#### [Provided entries]
····················

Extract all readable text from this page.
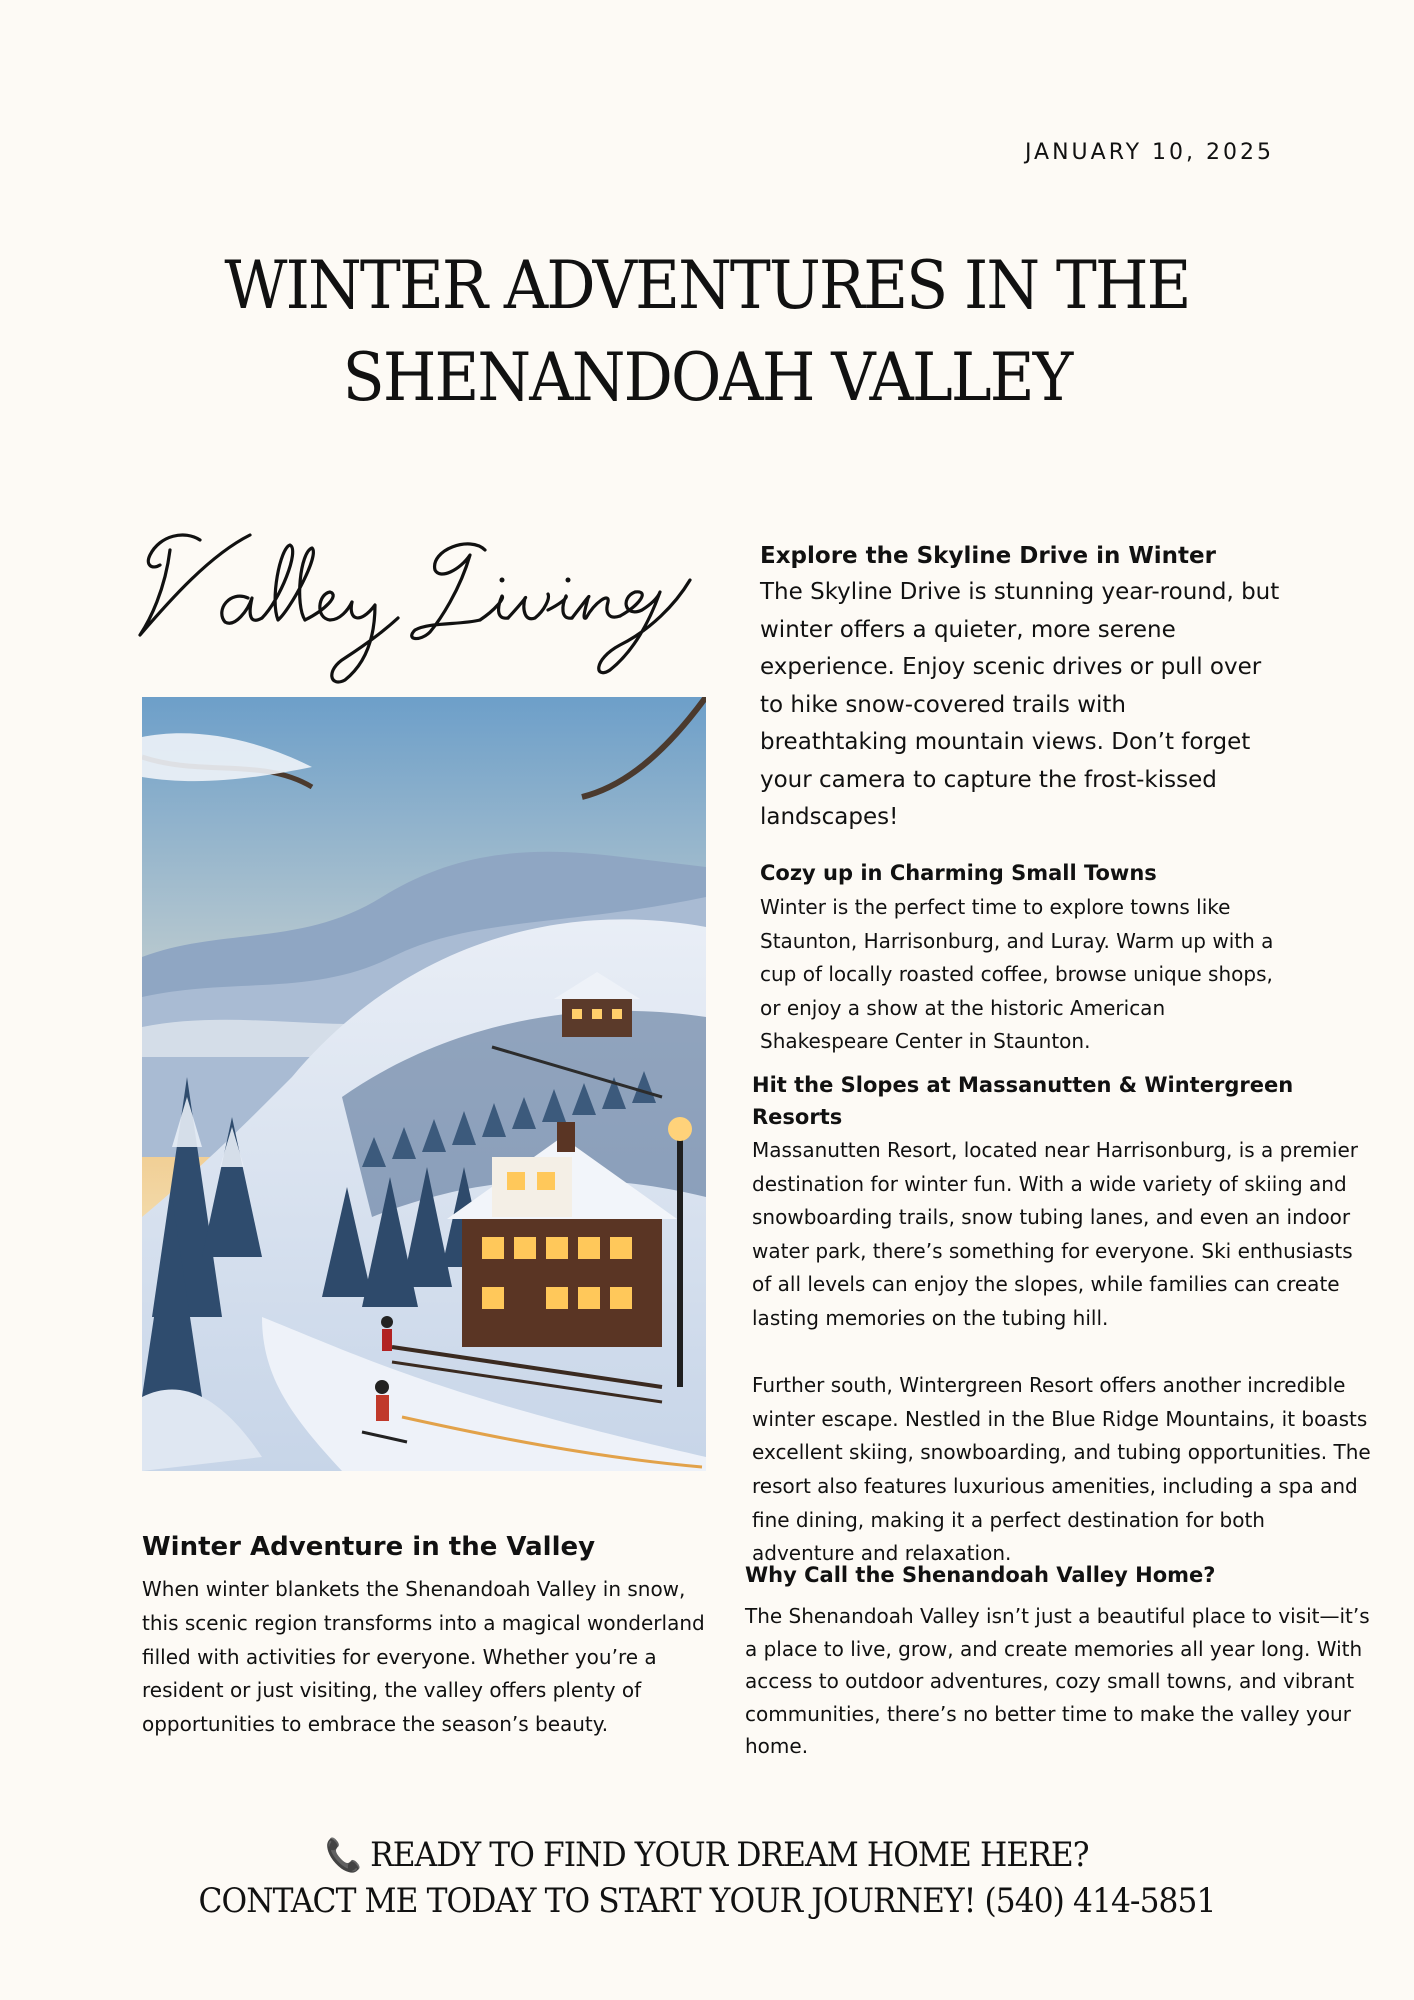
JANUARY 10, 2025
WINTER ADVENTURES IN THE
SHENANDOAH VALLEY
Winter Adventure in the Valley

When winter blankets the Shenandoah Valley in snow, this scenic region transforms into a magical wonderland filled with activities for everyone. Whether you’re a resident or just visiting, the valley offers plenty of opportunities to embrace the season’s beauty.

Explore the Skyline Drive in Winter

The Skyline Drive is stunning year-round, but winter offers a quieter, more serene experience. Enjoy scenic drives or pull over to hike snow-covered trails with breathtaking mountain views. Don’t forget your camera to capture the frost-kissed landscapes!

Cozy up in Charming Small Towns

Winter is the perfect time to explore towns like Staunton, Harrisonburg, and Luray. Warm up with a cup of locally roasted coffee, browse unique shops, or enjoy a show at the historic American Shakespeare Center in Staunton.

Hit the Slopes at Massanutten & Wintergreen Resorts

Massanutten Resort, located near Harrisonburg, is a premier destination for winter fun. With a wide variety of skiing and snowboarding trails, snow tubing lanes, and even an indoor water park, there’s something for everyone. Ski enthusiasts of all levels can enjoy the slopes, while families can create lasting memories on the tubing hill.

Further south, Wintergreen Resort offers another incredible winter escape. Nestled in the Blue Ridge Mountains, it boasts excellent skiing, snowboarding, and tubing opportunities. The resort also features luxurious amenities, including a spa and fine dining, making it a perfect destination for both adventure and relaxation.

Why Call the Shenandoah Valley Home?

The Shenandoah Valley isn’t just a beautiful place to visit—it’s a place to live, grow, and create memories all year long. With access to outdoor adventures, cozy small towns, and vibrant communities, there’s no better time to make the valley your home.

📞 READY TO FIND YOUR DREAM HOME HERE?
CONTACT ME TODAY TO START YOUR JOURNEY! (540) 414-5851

····················

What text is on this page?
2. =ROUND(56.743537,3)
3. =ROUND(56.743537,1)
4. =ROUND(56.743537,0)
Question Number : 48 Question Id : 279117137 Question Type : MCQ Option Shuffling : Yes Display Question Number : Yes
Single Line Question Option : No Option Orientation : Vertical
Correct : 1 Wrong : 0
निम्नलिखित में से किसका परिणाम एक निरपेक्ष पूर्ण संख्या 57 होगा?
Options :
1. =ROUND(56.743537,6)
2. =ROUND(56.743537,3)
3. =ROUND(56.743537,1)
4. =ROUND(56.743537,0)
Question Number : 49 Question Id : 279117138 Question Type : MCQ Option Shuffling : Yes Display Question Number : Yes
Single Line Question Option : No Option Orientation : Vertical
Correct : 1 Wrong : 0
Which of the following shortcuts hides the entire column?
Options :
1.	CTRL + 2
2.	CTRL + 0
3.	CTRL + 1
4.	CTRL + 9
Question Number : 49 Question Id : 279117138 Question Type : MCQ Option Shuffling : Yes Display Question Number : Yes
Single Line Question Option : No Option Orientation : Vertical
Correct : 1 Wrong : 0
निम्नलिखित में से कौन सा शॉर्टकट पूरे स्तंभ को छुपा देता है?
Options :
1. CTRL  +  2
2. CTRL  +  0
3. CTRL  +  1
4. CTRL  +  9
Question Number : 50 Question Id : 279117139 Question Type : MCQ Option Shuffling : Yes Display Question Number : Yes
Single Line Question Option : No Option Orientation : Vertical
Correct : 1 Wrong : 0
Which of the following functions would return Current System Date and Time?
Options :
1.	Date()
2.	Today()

····················

#### [What to do]
Filter out every line that lacks the word "Skyline", and copy the rest.

#### [Output for this task]
Explore the Skyline Drive in Winter
The Skyline Drive is stunning year-round, but winter offers a quieter, more serene experience. Enjoy scenic drives or pull over to hike snow-covered trails with breathtaking mountain views. Don’t forget your camera to capture the frost-kissed landscapes!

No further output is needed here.